• _Dataset items_:
[Begin]
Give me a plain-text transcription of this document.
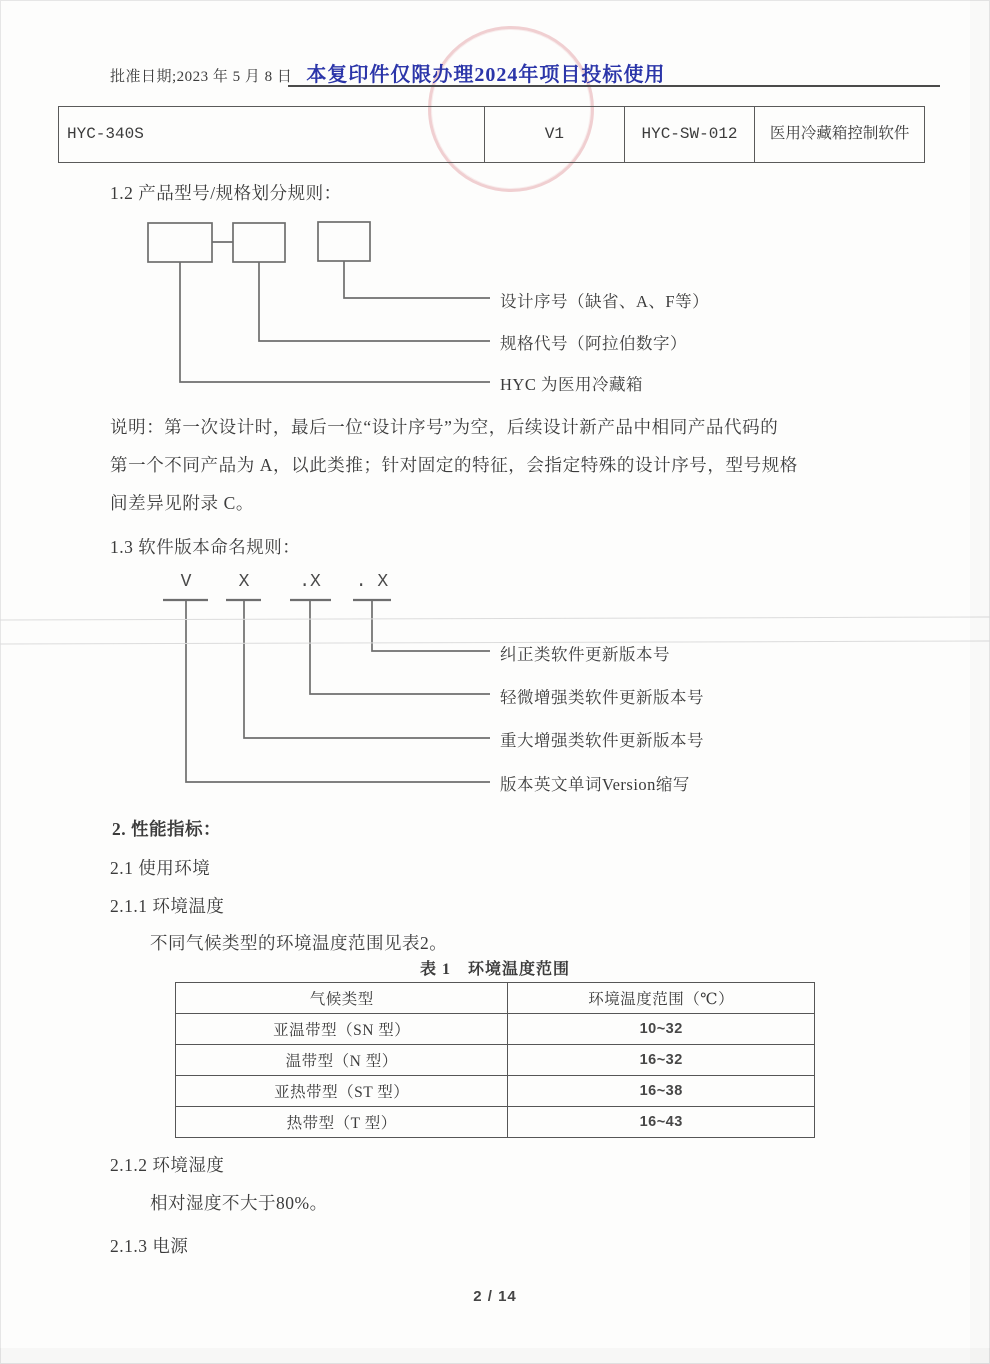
批准日期;2023 年 5 月 8 日 本复印件仅限办理2024年项目投标使用
HYC-340S	V1	HYC-SW-012	医用冷藏箱控制软件
1.2 产品型号/规格划分规则：
设计序号（缺省、A、F等）
规格代号（阿拉伯数字）
HYC 为医用冷藏箱
说明：第一次设计时，最后一位“设计序号”为空，后续设计新产品中相同产品代码的
第一个不同产品为 A，以此类推；针对固定的特征，会指定特殊的设计序号，型号规格
间差异见附录 C。
1.3 软件版本命名规则：
V	X	.X	. X
纠正类软件更新版本号
轻微增强类软件更新版本号
重大增强类软件更新版本号
版本英文单词Version缩写
2. 性能指标：
2.1 使用环境
2.1.1 环境温度
不同气候类型的环境温度范围见表2。
表 1　环境温度范围
气候类型	环境温度范围（℃）
亚温带型（SN 型）	10~32
温带型（N 型）	16~32
亚热带型（ST 型）	16~38
热带型（T 型）	16~43
2.1.2 环境湿度
相对湿度不大于80%。
2.1.3 电源
2 / 14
[End]
• _WHAT THIS TASK INVOLVES_: Set down the material exactly, every line of it, except for the pictures.

• _ANSWER TO THE PROBLEM_:
Give me a plain-text transcription of this document.
批准日期;2023 年 5 月 8 日 本复印件仅限办理2024年项目投标使用
HYC-340S	V1	HYC-SW-012	医用冷藏箱控制软件
1.2 产品型号/规格划分规则：
设计序号（缺省、A、F等）
规格代号（阿拉伯数字）
HYC 为医用冷藏箱
说明：第一次设计时，最后一位“设计序号”为空，后续设计新产品中相同产品代码的
第一个不同产品为 A，以此类推；针对固定的特征，会指定特殊的设计序号，型号规格
间差异见附录 C。
1.3 软件版本命名规则：
V	X	.X	. X
纠正类软件更新版本号
轻微增强类软件更新版本号
重大增强类软件更新版本号
版本英文单词Version缩写
2. 性能指标：
2.1 使用环境
2.1.1 环境温度
不同气候类型的环境温度范围见表2。
表 1　环境温度范围
气候类型	环境温度范围（℃）
亚温带型（SN 型）	10~32
温带型（N 型）	16~32
亚热带型（ST 型）	16~38
热带型（T 型）	16~43
2.1.2 环境湿度
相对湿度不大于80%。
2.1.3 电源
2 / 14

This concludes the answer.